Work to do
Pick out the lines in the listing below that contain the word "screenshot" and copy them.

[Lines of data]

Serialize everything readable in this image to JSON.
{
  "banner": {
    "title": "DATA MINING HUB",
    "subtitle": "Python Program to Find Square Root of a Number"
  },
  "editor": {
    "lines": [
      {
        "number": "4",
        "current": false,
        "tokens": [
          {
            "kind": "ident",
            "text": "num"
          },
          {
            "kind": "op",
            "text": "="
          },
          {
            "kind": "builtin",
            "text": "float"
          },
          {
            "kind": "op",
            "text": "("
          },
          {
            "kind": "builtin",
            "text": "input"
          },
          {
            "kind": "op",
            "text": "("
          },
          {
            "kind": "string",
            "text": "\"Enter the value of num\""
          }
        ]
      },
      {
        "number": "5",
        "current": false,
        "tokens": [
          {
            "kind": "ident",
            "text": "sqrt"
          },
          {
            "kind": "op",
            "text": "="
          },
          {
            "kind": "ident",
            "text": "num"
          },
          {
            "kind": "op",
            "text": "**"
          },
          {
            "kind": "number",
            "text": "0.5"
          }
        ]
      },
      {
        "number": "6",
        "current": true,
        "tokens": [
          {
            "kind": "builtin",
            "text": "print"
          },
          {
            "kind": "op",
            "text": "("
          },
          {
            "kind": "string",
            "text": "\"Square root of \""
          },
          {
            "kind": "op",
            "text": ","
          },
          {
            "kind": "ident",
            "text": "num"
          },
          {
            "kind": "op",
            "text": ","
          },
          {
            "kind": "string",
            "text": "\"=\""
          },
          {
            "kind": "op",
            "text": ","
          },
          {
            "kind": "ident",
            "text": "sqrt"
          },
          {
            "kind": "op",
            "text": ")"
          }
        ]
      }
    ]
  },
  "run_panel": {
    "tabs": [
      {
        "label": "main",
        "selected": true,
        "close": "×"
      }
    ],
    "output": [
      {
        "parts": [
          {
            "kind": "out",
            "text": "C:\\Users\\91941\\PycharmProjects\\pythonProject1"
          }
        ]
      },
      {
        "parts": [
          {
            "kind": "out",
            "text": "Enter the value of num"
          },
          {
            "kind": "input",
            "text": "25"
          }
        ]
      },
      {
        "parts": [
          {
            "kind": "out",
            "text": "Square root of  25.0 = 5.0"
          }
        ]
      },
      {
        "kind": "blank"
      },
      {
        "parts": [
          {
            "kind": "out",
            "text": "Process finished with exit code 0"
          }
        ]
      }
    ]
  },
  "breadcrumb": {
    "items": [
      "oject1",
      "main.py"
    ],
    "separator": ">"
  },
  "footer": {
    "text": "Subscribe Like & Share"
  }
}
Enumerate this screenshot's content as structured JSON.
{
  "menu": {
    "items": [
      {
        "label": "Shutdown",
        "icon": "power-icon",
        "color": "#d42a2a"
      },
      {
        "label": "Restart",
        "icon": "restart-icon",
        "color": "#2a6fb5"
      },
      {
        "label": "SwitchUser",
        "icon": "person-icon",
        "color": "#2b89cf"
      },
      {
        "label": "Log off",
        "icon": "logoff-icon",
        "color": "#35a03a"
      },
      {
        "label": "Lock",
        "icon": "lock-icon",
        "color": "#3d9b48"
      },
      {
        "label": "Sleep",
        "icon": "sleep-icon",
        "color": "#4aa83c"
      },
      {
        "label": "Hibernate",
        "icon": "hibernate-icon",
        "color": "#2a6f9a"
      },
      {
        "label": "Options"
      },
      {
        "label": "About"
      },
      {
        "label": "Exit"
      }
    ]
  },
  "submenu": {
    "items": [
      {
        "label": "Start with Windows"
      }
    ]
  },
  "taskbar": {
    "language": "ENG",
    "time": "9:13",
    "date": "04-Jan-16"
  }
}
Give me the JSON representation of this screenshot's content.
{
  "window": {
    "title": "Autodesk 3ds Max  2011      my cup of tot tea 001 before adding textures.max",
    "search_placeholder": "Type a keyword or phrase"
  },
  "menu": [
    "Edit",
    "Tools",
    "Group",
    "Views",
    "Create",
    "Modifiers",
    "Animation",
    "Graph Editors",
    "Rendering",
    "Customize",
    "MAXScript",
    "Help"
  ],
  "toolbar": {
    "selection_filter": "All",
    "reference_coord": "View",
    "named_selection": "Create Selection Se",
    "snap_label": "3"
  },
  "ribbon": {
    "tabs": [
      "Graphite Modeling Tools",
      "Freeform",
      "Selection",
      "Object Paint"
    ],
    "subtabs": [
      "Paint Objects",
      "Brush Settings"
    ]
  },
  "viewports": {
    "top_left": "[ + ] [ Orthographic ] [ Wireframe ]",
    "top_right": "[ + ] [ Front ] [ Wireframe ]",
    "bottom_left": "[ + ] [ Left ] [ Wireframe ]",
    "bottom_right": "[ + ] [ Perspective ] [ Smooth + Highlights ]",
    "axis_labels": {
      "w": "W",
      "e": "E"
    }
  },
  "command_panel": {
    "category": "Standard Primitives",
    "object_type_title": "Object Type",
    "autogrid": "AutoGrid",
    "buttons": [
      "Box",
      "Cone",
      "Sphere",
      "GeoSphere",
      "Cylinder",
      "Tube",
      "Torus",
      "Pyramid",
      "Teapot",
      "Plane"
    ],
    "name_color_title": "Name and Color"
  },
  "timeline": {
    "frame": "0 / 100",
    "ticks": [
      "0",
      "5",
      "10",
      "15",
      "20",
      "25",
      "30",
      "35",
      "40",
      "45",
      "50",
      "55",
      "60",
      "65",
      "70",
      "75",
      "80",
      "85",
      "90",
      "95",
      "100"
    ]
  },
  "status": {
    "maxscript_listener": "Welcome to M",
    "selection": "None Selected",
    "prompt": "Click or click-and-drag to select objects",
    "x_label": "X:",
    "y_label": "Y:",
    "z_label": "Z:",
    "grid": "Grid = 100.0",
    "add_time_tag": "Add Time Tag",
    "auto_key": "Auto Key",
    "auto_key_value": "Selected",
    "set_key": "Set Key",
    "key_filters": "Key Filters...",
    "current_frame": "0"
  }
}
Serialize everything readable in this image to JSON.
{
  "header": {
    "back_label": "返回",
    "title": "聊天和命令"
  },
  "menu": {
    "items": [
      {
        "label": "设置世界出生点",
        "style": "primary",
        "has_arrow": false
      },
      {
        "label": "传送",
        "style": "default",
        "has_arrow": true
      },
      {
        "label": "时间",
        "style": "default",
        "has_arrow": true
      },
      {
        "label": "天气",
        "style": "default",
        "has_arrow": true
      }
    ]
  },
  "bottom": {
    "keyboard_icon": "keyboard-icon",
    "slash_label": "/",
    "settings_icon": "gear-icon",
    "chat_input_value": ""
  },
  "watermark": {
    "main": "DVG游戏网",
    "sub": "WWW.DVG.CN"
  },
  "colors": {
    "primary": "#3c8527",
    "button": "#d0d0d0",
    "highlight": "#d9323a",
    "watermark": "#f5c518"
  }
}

Written answer
Enumerate this screenshot's content as structured JSON.
Give me the JSON representation of this screenshot's content.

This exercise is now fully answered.